Stated exercise: Format the rows from the line with "deposit-yield-panel: Доходность депозита" to the line with "legend-label: Средневзвешенная ставка" as a JSON list of strings, with each line as its own string and blank lines dropped.
[Start Data in this exercise]
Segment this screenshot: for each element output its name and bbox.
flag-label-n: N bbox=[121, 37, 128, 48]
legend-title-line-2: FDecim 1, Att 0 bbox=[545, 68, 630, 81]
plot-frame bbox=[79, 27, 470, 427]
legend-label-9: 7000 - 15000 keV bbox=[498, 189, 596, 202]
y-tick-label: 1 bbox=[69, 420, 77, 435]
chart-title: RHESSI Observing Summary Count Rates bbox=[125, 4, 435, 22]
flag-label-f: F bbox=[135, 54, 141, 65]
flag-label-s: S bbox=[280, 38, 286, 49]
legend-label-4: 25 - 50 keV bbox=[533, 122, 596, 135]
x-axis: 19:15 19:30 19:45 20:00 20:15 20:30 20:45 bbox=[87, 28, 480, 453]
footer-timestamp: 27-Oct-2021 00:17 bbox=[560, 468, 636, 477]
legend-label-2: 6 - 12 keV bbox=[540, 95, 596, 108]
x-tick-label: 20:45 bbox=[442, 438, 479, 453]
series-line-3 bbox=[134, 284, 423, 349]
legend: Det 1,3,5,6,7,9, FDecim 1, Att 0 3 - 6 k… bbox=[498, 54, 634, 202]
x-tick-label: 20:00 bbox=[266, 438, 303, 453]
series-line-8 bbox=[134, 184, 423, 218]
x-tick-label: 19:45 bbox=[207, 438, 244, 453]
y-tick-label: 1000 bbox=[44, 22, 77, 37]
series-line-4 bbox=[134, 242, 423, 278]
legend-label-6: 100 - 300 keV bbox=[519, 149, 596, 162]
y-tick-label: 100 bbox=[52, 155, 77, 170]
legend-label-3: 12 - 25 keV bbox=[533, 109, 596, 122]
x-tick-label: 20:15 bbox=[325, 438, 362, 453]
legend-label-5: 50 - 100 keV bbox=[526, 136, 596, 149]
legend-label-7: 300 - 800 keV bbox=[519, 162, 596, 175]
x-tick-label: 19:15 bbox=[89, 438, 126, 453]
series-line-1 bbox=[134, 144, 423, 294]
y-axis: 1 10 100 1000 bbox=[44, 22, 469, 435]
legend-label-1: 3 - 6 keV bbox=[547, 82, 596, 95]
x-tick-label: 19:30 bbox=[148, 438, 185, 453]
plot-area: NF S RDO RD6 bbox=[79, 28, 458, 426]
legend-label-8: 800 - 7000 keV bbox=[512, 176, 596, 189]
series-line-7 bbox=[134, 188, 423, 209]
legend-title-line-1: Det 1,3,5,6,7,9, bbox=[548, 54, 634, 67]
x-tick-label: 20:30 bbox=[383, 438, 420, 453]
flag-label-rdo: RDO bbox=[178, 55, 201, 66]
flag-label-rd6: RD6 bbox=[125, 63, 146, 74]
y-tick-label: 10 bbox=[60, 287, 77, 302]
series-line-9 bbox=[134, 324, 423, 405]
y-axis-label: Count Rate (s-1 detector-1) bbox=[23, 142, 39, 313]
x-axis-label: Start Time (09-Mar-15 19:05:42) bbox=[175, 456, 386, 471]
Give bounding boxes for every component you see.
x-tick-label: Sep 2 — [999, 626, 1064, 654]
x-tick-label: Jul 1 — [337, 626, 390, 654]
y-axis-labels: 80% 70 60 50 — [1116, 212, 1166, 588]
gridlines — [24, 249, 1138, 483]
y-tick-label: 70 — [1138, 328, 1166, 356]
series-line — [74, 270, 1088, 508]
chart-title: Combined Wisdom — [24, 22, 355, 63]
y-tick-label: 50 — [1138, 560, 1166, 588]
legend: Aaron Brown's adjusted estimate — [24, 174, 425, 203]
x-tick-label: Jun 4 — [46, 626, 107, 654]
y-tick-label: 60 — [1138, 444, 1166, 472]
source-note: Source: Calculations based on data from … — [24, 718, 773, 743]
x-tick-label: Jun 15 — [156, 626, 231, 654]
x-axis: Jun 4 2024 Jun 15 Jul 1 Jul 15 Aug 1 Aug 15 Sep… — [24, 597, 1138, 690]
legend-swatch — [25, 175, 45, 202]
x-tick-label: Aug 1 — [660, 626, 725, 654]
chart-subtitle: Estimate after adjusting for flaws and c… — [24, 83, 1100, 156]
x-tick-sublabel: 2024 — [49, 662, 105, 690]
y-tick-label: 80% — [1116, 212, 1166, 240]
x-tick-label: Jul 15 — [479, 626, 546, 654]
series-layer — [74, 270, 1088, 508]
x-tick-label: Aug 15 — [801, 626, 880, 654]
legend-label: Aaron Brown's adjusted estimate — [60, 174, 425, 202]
[End Data in this exercise]
[Start Data in this exercise]
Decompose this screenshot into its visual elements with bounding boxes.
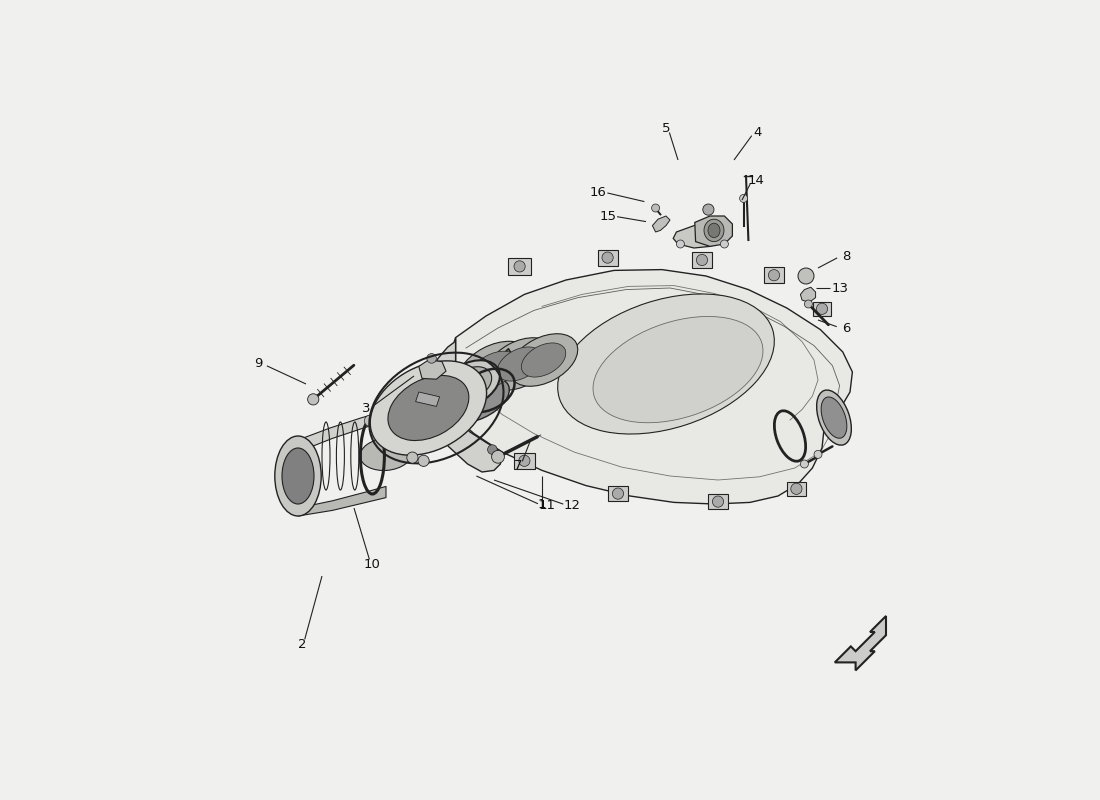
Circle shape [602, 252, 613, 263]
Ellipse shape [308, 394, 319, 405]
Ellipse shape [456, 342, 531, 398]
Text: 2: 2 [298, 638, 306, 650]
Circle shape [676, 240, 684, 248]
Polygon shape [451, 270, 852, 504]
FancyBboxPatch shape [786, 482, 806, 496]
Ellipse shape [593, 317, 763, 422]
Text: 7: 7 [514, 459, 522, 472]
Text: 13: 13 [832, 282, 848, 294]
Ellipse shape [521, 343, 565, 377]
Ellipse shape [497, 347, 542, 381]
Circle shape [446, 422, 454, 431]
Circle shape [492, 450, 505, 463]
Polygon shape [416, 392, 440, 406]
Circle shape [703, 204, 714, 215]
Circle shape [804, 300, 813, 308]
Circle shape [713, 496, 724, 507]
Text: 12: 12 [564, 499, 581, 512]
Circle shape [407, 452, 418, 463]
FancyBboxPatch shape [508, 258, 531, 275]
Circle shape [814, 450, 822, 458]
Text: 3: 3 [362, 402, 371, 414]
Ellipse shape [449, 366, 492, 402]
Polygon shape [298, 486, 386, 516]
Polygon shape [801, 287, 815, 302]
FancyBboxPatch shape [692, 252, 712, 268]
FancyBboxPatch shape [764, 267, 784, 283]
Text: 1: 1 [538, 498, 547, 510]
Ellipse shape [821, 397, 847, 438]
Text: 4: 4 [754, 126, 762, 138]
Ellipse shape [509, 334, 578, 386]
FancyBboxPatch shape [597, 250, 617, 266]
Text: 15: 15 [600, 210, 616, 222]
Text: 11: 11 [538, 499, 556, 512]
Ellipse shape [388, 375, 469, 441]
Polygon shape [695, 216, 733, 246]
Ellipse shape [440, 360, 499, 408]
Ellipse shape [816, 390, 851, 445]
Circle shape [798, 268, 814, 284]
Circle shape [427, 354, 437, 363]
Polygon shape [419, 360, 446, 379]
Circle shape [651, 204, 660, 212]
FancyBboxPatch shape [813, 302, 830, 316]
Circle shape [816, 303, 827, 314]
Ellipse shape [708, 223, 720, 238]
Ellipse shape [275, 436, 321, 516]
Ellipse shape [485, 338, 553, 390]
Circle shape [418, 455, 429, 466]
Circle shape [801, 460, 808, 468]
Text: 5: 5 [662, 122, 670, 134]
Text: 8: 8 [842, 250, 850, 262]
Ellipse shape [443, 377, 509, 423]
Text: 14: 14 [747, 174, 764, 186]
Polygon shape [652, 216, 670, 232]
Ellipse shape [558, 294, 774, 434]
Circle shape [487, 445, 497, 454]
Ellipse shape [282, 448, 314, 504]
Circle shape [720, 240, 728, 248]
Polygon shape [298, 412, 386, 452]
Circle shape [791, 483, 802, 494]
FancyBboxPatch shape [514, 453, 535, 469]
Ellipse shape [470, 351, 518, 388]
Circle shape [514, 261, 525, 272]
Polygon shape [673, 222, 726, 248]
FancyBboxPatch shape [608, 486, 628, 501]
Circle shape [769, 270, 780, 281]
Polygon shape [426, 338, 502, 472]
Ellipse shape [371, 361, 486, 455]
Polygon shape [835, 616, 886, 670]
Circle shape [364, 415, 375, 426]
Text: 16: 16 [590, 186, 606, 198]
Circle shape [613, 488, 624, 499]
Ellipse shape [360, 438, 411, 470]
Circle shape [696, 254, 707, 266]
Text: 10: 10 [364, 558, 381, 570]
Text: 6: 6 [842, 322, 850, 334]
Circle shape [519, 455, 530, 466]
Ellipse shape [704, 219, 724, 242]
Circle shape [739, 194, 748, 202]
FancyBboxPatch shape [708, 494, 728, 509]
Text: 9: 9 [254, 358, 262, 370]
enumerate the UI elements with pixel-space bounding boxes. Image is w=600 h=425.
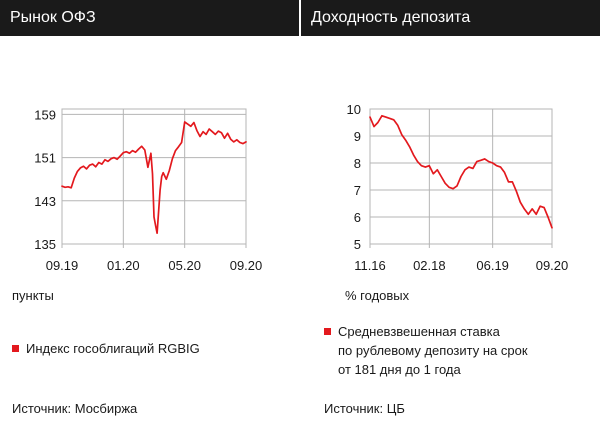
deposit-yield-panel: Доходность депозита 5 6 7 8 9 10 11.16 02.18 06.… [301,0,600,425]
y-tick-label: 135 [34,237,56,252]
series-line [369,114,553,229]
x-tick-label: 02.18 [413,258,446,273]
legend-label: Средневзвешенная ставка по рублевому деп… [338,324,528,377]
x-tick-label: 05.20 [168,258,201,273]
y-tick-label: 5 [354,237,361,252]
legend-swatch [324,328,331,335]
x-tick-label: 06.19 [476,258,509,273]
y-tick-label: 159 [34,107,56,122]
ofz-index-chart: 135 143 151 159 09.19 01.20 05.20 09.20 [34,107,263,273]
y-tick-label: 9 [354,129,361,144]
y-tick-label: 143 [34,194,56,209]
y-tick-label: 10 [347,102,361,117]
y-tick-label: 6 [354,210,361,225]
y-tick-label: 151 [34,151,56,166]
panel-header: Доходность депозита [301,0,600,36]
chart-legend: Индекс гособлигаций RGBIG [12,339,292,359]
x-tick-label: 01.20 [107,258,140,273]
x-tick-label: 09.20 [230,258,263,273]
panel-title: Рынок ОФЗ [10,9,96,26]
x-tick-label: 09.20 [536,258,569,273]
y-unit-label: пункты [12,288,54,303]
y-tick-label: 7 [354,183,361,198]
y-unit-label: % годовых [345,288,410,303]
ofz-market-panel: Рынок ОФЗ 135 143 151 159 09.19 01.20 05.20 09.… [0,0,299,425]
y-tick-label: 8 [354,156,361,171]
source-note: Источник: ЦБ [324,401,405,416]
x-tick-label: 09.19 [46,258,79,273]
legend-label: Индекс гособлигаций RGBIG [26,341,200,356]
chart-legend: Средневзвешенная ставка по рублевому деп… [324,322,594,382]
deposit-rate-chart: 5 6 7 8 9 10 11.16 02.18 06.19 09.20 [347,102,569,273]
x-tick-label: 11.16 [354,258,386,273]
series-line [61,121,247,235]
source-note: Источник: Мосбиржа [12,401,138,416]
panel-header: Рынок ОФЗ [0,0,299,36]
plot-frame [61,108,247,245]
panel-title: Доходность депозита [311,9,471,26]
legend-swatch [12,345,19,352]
[End Data in this exercise]
Written reply:
[
  "deposit-yield-panel: Доходность депозита 5 6 7 8 9 10 11.16 02.18 06.… [301,0,600,425]",
  "y-tick-label: 135 [34,237,56,252]",
  "series-line [369,114,553,229]",
  "x-tick-label: 02.18 [413,258,446,273]",
  "legend-label: Средневзвешенная ставка по рублевому деп… [338,324,528,377]"
]